NOTES TO CONDENSED CONSOLIDATED FINANCIAL STATEMENTS (UNAUDITED)—(Continued)

September 30, 2009

 

Stock-Based Compensation

The Company maintains two stock-based compensation plans. These plans provide for the granting of stock options to the Company’s directors and the Bank’s employees. Generally accepted accounting principles, “Share-Based Payment” requires financial statement recognition of compensation cost for stock options and other stock-based awards. Both of the Company’s stock-based compensation plans are fully vested when granted and, therefore, are expensed on the date of grant using the Black-Scholes option-pricing model.

Earnings per Share of Common Stock

Basic earnings per share represent income available to common stockholders divided by the weighted-average number of common shares outstanding during the period. Diluted earnings per share reflect the addition of an incremental number of shares added as a result of converting common stock equivalents. A reconciliation of the weighted average shares outstanding used to calculate basic net income per share and diluted net income per share follows.

Earnings per share for the three and nine months ended September 30, have been computed as follows:

 

     Three Months Ended    Nine Months Ended

(In Thousands, except per share data)

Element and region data
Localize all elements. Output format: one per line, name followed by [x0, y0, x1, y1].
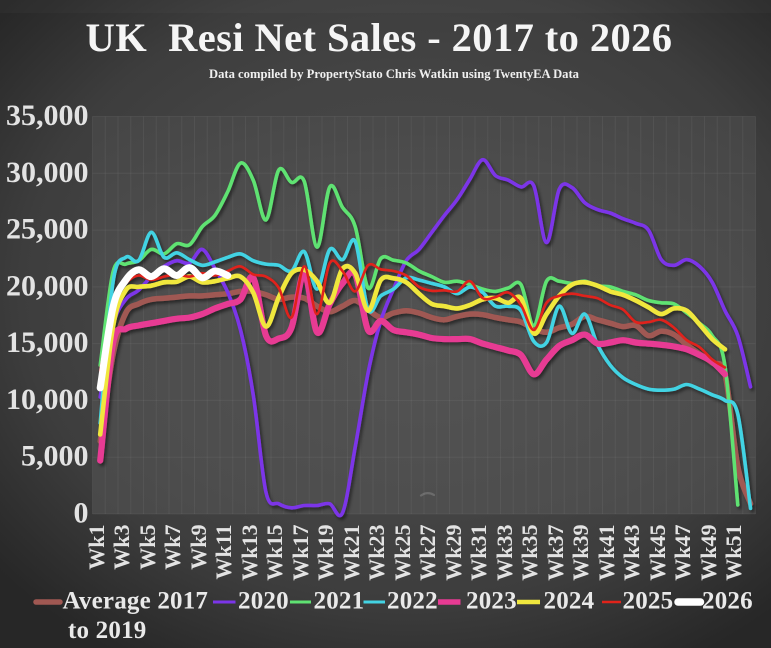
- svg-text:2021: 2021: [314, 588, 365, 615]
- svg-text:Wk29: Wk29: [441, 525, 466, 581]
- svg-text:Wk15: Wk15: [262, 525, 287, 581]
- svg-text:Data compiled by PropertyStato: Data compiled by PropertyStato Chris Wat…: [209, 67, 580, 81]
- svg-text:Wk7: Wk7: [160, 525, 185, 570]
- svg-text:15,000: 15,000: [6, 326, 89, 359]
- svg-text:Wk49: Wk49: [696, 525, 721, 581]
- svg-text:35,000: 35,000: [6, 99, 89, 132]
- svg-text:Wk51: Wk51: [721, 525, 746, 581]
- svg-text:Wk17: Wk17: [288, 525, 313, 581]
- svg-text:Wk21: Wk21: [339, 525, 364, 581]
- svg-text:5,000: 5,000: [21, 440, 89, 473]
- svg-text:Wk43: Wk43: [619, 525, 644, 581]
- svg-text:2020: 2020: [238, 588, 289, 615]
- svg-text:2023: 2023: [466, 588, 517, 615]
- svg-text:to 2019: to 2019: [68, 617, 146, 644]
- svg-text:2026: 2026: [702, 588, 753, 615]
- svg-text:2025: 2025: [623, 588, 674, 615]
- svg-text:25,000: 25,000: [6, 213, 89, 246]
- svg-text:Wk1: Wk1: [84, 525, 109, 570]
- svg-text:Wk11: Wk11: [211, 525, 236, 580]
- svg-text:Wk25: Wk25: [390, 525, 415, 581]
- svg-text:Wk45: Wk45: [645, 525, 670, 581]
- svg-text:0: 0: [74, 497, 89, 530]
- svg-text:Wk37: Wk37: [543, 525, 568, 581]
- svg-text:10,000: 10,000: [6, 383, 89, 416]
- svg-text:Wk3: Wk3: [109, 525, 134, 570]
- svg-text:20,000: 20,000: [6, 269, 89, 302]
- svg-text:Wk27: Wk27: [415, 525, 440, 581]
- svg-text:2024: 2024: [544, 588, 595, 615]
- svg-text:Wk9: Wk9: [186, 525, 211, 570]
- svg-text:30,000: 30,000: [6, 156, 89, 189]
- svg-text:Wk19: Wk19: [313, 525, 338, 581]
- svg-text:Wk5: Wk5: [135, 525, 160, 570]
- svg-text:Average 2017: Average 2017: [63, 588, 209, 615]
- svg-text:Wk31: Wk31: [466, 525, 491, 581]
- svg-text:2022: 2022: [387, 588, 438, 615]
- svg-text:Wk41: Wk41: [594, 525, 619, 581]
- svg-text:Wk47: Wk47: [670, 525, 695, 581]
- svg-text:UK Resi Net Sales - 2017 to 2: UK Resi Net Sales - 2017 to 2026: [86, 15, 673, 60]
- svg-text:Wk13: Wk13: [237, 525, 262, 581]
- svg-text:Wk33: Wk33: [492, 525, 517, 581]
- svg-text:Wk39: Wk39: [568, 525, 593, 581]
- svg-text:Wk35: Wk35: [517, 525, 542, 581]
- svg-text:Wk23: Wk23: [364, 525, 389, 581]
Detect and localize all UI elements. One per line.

* * *

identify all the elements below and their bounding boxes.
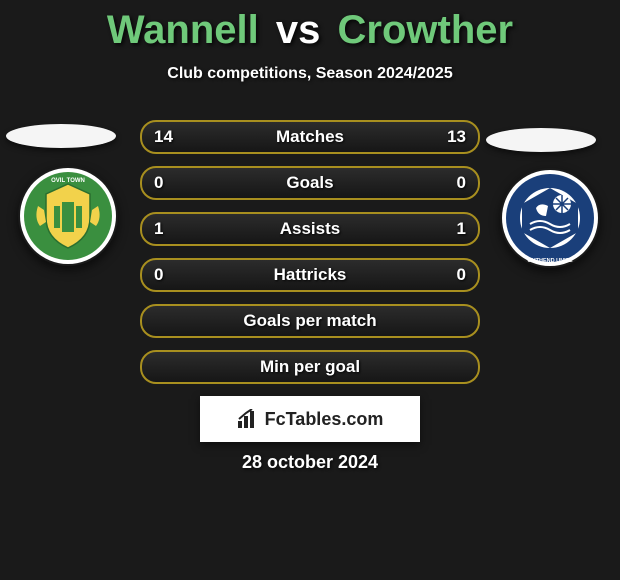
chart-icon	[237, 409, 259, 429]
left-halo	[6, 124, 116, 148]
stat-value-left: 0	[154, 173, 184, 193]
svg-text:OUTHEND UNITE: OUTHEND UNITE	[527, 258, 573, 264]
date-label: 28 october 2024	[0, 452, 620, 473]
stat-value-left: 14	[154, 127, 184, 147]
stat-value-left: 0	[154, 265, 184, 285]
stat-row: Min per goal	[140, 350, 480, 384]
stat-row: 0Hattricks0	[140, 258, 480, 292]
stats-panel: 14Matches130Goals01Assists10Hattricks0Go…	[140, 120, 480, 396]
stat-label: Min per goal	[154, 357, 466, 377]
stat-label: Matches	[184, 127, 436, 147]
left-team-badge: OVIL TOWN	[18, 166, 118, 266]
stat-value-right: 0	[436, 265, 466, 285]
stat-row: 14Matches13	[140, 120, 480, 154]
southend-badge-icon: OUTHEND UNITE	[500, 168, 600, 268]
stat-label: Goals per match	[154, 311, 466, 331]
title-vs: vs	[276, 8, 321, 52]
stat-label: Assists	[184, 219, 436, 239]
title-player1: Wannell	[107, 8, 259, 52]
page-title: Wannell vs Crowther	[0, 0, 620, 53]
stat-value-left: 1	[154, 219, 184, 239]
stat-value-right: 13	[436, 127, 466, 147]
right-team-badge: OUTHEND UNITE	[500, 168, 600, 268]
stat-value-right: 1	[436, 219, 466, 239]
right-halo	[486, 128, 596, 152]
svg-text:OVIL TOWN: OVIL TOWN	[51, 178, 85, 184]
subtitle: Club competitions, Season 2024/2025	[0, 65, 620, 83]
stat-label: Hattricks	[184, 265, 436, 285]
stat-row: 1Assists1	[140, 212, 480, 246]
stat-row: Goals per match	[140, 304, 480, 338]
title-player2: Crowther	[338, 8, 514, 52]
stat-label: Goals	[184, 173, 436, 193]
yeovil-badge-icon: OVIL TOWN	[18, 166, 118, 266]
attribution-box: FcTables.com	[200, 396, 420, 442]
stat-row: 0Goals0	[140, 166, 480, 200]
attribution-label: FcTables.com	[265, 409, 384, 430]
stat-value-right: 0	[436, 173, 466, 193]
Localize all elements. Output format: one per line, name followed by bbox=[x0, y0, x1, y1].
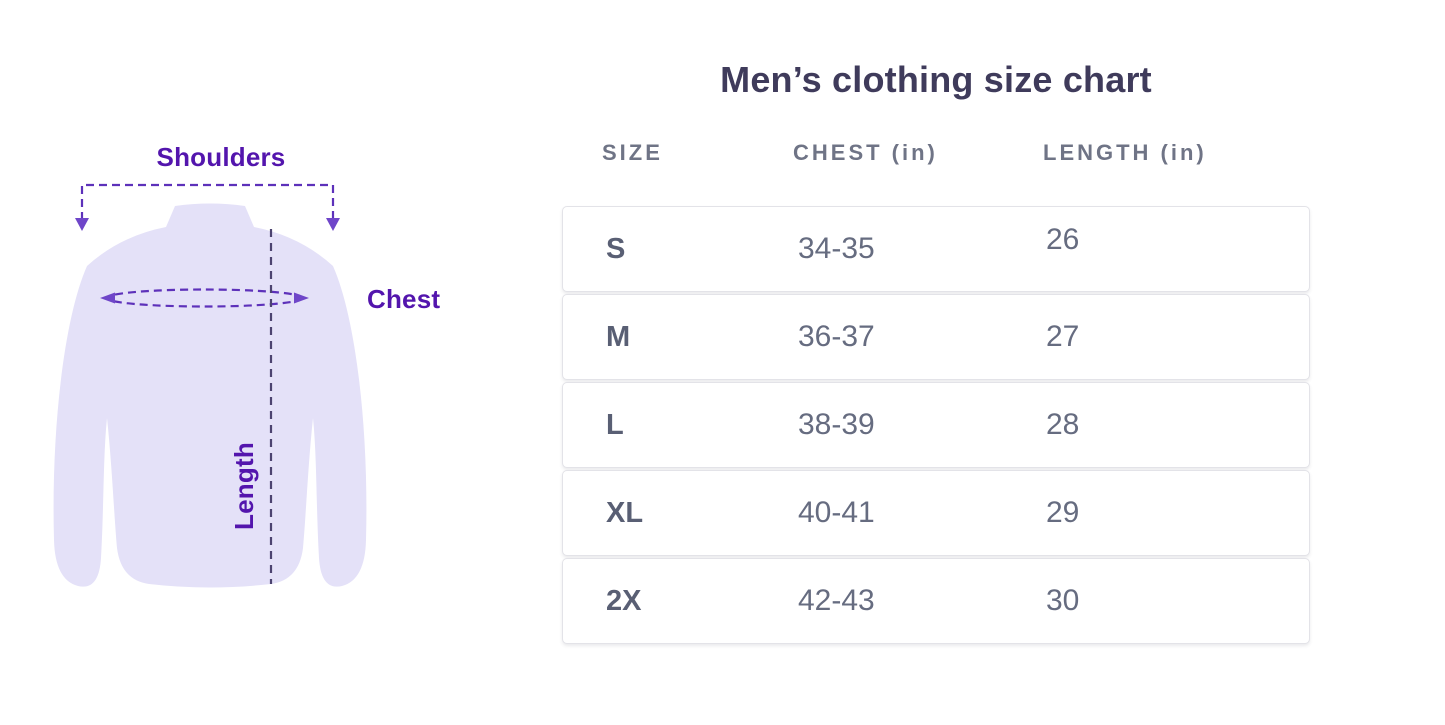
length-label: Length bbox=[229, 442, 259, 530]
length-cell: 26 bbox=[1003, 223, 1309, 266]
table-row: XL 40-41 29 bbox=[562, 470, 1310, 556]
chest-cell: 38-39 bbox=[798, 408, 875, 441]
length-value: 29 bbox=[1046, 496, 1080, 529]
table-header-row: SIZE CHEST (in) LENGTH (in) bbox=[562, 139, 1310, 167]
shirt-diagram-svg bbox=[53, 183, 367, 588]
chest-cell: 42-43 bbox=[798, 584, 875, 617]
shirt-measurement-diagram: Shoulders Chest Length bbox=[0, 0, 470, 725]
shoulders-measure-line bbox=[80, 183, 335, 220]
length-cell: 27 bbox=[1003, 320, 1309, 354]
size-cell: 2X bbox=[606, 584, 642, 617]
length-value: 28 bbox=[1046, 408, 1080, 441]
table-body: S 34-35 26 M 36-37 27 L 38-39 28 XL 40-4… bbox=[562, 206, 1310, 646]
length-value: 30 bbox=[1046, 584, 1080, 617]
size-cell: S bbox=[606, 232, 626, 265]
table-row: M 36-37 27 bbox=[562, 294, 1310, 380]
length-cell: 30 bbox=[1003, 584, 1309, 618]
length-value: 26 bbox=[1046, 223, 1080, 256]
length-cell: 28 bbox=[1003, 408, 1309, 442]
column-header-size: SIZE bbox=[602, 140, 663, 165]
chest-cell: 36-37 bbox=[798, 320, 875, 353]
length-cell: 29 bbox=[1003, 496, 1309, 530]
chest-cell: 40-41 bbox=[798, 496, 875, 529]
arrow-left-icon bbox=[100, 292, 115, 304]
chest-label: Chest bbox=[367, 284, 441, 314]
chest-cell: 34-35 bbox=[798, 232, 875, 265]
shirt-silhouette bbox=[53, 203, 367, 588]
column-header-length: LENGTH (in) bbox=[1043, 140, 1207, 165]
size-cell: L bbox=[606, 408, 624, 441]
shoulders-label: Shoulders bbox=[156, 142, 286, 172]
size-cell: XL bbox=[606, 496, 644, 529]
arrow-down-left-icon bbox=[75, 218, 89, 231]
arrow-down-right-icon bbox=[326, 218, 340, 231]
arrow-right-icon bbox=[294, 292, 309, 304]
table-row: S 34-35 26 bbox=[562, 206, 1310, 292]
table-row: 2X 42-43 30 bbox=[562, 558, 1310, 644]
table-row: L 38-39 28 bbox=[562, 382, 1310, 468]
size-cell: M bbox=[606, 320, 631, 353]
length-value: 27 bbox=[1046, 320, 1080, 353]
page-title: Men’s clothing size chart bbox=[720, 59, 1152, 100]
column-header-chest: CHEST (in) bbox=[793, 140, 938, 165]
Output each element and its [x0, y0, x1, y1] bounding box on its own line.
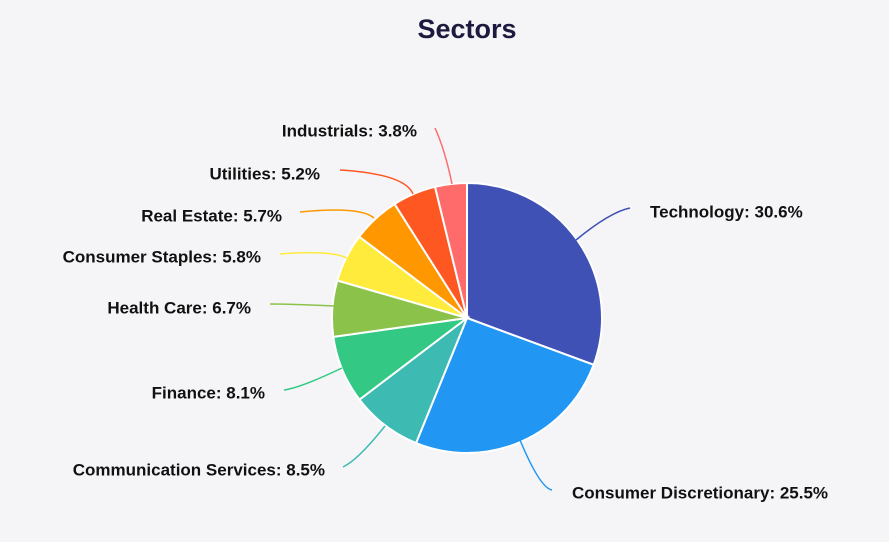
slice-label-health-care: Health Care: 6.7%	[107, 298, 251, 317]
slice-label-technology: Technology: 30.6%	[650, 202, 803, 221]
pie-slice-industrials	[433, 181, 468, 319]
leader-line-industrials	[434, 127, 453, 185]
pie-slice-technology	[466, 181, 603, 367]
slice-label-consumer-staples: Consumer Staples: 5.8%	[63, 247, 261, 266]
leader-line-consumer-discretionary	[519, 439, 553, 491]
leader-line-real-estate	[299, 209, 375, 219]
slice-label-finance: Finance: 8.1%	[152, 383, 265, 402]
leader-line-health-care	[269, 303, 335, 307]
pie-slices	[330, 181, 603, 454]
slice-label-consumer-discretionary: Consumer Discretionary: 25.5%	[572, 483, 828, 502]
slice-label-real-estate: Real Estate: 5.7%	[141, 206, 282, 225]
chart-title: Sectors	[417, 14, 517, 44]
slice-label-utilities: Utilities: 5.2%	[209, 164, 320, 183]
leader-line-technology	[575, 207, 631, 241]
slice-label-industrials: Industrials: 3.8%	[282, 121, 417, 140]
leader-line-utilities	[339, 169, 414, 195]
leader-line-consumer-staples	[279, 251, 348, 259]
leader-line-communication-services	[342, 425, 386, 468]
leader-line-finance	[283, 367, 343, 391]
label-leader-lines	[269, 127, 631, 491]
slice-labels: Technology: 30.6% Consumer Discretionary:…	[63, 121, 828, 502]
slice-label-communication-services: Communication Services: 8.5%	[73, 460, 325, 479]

==

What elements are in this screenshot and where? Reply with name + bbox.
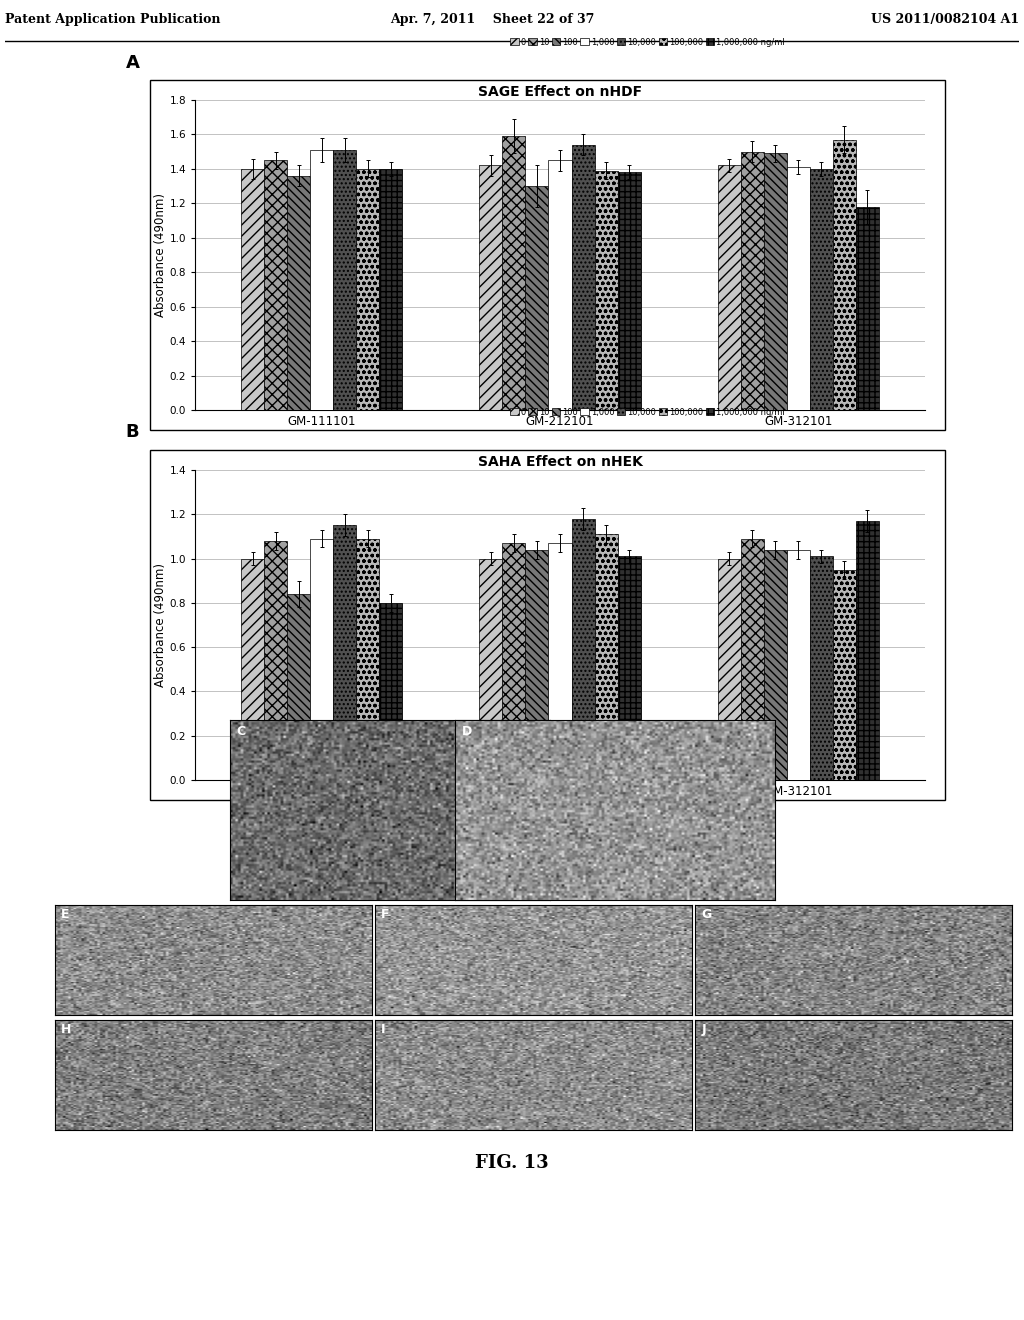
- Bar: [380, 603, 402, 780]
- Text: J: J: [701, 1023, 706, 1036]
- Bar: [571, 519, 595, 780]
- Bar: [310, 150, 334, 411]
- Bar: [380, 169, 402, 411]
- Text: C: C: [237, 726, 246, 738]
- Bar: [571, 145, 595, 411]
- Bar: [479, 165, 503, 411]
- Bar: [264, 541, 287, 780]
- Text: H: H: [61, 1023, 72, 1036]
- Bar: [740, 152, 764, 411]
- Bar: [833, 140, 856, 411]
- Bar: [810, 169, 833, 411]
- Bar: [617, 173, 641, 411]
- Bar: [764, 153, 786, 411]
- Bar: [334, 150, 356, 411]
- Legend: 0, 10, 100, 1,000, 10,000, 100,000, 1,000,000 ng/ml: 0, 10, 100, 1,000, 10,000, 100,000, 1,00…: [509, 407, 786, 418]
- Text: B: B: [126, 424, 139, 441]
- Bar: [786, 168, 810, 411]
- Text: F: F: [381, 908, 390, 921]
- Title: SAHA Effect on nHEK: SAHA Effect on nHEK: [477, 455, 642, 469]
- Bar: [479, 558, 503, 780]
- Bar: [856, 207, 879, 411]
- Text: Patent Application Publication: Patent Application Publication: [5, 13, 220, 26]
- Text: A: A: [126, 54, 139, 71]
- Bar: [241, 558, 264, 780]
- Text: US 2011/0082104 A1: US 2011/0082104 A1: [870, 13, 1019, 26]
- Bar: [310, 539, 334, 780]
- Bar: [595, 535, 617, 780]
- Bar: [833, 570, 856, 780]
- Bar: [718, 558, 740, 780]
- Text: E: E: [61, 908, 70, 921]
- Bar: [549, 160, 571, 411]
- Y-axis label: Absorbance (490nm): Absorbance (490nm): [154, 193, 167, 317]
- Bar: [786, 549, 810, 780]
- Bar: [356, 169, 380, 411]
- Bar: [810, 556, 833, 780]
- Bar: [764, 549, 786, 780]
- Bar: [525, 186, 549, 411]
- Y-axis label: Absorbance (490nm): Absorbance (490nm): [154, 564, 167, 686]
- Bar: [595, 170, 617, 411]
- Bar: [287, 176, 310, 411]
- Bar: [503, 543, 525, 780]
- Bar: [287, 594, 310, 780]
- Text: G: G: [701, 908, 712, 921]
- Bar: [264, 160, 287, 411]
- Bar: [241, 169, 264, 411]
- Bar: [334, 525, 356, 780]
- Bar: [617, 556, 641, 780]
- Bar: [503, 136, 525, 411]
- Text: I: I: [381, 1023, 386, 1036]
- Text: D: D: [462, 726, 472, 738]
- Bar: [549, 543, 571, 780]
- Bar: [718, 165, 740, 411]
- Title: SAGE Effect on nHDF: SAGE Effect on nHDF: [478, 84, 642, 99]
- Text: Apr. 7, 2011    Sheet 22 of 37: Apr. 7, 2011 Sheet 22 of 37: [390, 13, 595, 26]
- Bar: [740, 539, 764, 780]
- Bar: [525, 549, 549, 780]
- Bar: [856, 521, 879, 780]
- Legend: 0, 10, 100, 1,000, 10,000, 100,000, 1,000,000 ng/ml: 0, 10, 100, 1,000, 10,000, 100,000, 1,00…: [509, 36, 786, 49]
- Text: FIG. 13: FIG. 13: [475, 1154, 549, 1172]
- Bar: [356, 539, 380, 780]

• _Required work_:
Using the financial statement notes, answer these:
1. How many stock-based compensation plans does the Company maintain?
2. What model is used to expense those plans on the date of grant?
3. What is divided by what to get basic earnings per share?
These rows come from a different source than the text.

• _Output below_:
1. Two.
2. The Black-Scholes option-pricing model.
3. Income available to common stockholders is divided by the weighted-average number of common shares outstanding during the period.